[Problem to solve] Copy out the entries from the line with "397, 340, 414]" up to and including the line with "List 40 of the", with every character exactly as it appears.

[Labeled box records]
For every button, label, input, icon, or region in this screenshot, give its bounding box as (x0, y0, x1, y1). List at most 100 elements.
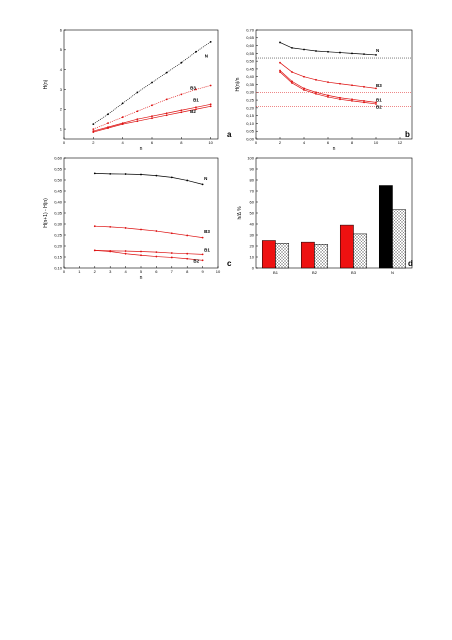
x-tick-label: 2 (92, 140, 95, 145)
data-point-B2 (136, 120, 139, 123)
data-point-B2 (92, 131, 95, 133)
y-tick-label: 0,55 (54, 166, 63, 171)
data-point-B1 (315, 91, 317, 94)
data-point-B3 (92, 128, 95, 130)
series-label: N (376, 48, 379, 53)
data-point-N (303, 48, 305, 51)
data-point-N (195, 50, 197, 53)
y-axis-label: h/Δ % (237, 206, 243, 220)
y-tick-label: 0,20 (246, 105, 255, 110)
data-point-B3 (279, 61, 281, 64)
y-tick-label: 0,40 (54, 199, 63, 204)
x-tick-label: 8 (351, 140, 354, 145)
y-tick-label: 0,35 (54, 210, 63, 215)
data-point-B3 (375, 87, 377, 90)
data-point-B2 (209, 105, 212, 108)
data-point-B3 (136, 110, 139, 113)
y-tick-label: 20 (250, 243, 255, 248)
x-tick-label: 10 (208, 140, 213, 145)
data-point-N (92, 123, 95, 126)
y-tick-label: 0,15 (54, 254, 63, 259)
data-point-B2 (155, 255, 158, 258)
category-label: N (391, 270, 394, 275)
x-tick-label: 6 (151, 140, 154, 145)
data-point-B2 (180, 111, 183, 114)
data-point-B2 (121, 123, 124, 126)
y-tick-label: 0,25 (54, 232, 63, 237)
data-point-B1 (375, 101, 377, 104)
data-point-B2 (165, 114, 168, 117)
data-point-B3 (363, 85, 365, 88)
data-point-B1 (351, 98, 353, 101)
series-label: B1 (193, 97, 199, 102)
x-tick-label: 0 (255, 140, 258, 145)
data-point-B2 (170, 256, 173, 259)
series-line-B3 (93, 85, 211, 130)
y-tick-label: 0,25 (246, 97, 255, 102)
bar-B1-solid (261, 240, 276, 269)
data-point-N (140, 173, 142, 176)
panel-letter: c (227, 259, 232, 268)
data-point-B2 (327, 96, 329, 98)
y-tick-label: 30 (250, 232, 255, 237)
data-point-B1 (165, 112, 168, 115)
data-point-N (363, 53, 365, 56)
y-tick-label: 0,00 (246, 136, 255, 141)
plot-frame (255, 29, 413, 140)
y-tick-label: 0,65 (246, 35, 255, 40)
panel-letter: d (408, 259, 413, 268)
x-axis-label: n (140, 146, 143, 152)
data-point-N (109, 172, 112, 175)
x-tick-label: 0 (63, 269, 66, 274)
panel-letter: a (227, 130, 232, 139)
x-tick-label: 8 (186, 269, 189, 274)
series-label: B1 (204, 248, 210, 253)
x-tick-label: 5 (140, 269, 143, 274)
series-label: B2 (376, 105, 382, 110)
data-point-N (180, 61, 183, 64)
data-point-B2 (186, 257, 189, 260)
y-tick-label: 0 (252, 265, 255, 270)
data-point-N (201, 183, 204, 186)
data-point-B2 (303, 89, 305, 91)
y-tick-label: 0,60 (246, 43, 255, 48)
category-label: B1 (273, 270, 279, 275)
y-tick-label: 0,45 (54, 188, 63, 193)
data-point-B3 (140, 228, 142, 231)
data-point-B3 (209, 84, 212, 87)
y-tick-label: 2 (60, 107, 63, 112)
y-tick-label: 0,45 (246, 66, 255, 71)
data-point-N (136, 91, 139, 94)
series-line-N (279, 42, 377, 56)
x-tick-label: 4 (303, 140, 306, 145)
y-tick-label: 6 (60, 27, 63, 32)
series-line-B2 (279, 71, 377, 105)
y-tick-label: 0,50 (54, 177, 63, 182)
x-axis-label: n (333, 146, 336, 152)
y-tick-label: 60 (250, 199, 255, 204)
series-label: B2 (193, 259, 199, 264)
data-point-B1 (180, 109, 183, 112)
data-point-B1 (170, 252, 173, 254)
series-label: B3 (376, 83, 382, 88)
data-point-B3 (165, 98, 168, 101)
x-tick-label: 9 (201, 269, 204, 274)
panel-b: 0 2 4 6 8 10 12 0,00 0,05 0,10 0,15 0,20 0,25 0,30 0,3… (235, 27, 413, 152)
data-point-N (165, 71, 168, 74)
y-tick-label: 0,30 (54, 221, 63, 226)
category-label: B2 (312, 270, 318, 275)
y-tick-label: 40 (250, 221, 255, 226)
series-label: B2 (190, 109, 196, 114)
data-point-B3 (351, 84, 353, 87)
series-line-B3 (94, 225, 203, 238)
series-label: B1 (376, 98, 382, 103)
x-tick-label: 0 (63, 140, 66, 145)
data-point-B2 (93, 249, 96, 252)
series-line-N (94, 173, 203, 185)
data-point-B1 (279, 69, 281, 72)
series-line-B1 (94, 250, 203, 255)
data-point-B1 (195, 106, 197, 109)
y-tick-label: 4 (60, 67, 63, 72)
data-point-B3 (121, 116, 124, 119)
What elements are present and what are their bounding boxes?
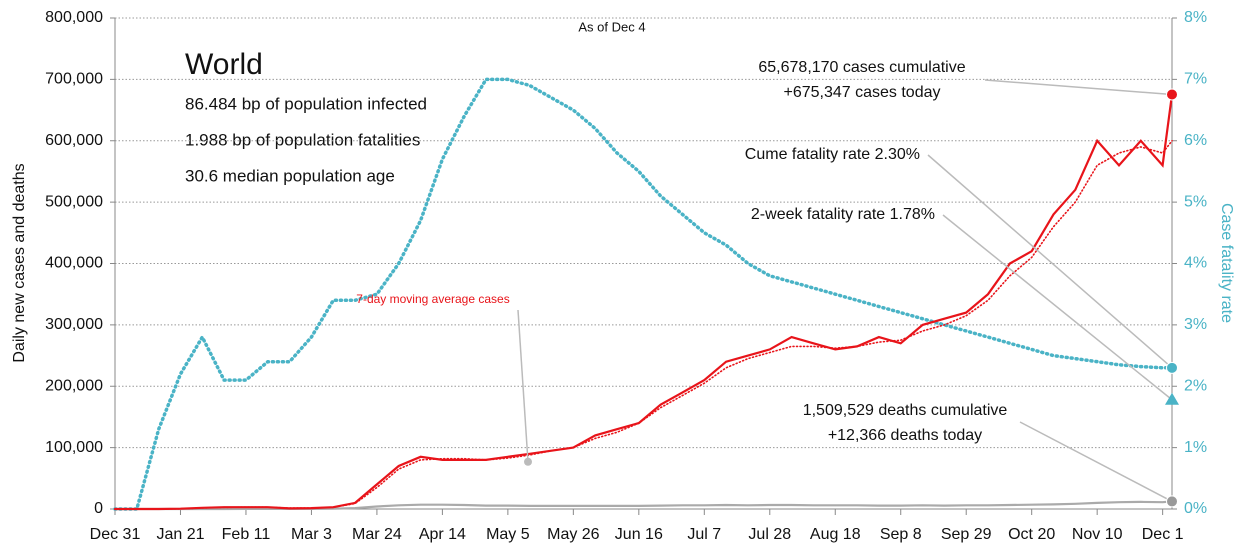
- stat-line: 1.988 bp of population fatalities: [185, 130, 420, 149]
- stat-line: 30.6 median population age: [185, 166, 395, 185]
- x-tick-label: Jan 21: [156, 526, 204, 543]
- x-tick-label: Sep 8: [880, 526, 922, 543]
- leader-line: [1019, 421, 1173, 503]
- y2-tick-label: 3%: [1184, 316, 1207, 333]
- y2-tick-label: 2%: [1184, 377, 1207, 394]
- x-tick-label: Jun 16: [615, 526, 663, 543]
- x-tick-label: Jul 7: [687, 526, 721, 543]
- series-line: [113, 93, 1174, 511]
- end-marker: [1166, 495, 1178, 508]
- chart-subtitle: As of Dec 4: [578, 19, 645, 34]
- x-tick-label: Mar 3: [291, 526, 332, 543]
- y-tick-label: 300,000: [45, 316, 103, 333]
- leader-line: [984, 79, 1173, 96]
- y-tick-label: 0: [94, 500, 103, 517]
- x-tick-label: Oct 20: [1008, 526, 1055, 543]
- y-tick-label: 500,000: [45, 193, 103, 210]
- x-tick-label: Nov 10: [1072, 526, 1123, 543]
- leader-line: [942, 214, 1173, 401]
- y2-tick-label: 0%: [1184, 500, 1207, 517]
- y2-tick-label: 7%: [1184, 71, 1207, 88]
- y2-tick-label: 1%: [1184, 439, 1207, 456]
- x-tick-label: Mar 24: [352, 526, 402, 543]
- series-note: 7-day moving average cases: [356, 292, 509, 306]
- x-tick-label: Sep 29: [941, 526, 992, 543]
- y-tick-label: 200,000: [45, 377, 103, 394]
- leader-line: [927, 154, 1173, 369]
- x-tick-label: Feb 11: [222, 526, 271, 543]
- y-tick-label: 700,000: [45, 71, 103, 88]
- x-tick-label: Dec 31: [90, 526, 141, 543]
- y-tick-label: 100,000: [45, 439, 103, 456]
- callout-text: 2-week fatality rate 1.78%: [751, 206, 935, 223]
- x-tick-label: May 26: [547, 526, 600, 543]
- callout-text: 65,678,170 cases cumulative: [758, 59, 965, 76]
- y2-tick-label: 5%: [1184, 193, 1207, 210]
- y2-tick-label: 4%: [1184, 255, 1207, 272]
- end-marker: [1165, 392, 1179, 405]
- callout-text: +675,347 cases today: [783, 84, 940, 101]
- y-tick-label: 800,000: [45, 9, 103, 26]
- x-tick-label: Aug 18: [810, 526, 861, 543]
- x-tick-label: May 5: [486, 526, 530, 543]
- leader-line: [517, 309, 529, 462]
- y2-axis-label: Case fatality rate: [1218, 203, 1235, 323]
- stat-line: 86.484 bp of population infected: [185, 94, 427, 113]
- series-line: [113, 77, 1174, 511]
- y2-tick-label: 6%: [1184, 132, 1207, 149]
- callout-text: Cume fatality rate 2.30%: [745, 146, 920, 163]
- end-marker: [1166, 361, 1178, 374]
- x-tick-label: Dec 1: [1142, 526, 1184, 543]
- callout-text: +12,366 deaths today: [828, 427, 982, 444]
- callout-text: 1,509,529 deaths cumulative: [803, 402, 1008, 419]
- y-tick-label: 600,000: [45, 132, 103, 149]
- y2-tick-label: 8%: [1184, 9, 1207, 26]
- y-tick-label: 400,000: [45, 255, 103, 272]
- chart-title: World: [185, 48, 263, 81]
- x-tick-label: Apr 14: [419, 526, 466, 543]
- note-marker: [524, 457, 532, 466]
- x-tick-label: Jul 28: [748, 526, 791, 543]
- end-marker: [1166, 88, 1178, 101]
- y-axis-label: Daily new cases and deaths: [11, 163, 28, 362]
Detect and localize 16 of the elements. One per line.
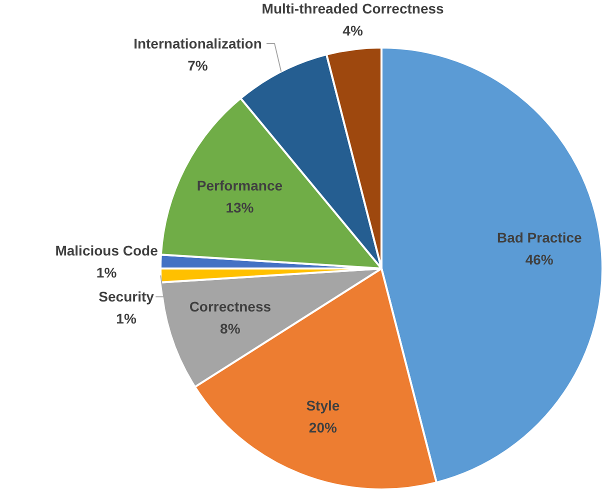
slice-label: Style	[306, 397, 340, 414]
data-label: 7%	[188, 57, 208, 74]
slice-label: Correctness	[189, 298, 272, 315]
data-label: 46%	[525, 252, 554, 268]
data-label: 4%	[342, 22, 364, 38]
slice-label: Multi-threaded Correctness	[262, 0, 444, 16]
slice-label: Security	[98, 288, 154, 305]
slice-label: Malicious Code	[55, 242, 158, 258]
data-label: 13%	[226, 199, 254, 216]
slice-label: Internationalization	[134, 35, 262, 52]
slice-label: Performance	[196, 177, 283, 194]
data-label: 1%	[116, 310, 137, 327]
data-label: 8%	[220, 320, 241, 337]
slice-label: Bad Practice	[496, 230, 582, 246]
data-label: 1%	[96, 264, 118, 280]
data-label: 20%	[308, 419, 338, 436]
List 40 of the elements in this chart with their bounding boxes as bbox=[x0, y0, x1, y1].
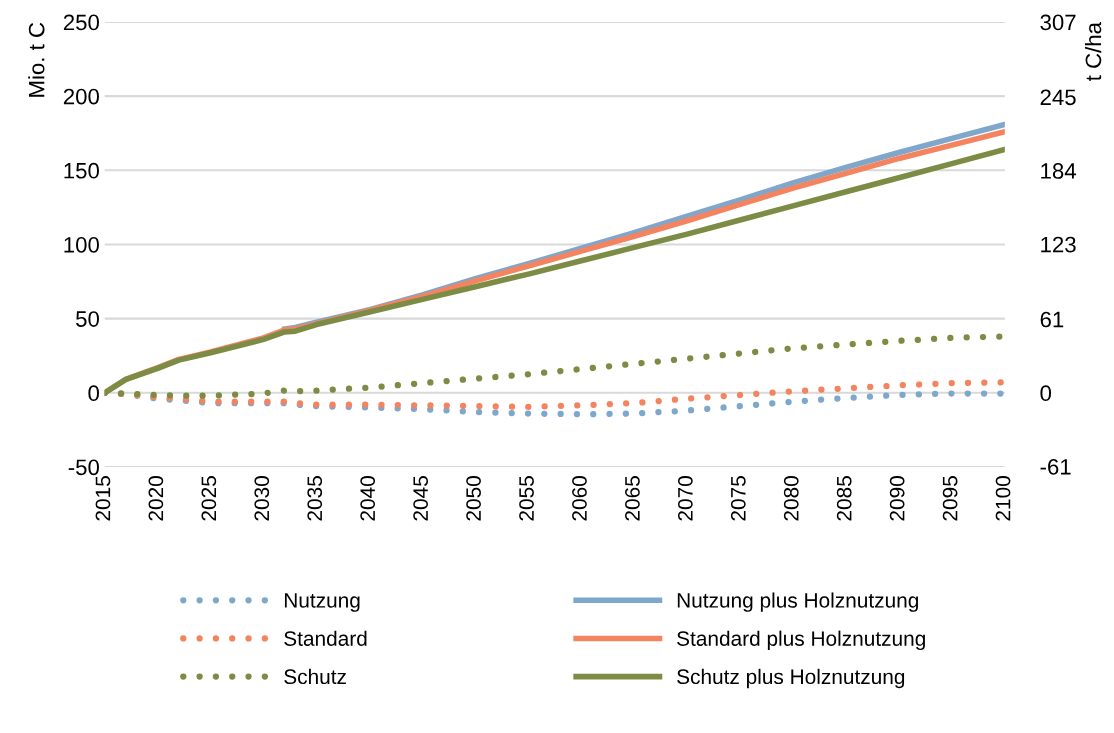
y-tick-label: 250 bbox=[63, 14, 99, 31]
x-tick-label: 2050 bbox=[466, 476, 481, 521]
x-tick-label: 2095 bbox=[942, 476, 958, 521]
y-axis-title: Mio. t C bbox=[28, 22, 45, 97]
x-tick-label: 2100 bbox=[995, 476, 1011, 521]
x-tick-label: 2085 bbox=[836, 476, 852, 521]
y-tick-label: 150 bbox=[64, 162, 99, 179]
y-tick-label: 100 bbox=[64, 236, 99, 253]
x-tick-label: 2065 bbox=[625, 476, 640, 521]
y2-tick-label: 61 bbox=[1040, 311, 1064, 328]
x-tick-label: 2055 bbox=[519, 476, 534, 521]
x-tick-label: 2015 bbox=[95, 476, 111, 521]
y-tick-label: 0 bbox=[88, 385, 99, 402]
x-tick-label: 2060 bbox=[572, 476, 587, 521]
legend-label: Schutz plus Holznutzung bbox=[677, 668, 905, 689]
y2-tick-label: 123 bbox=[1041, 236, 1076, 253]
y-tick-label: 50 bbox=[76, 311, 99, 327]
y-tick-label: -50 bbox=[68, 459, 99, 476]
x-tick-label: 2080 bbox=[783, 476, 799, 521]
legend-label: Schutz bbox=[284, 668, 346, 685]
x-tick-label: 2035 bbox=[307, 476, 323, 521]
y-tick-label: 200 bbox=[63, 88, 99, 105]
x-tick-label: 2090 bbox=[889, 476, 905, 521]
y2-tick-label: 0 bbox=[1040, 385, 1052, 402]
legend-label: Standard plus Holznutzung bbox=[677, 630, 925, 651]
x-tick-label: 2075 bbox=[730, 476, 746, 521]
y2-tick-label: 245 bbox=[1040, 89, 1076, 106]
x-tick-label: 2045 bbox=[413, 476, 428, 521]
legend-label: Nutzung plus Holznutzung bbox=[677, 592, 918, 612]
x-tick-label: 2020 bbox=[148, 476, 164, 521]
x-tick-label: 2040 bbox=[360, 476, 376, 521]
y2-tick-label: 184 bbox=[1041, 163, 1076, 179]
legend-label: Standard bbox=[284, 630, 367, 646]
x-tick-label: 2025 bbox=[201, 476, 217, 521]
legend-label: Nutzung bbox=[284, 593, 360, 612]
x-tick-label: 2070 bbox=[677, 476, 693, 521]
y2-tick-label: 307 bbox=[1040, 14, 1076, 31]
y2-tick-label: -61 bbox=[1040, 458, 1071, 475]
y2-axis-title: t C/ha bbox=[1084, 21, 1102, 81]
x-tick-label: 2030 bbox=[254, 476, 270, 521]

[Task response]
slice-label: Style	[306, 397, 340, 414]
data-label: 7%	[188, 57, 208, 74]
slice-label: Correctness	[189, 298, 272, 315]
data-label: 46%	[525, 252, 554, 268]
data-label: 4%	[342, 22, 364, 38]
slice-label: Multi-threaded Correctness	[262, 0, 444, 16]
slice-label: Security	[98, 288, 154, 305]
slice-label: Malicious Code	[55, 242, 158, 258]
data-label: 13%	[226, 199, 254, 216]
slice-label: Internationalization	[134, 35, 262, 52]
slice-label: Performance	[196, 177, 283, 194]
data-label: 1%	[116, 310, 137, 327]
data-label: 8%	[220, 320, 241, 337]
slice-label: Bad Practice	[496, 230, 582, 246]
data-label: 1%	[96, 264, 118, 280]
data-label: 20%	[308, 419, 338, 436]
List 40 of the elements in this chart with their bounding boxes as bbox=[x0, y0, x1, y1].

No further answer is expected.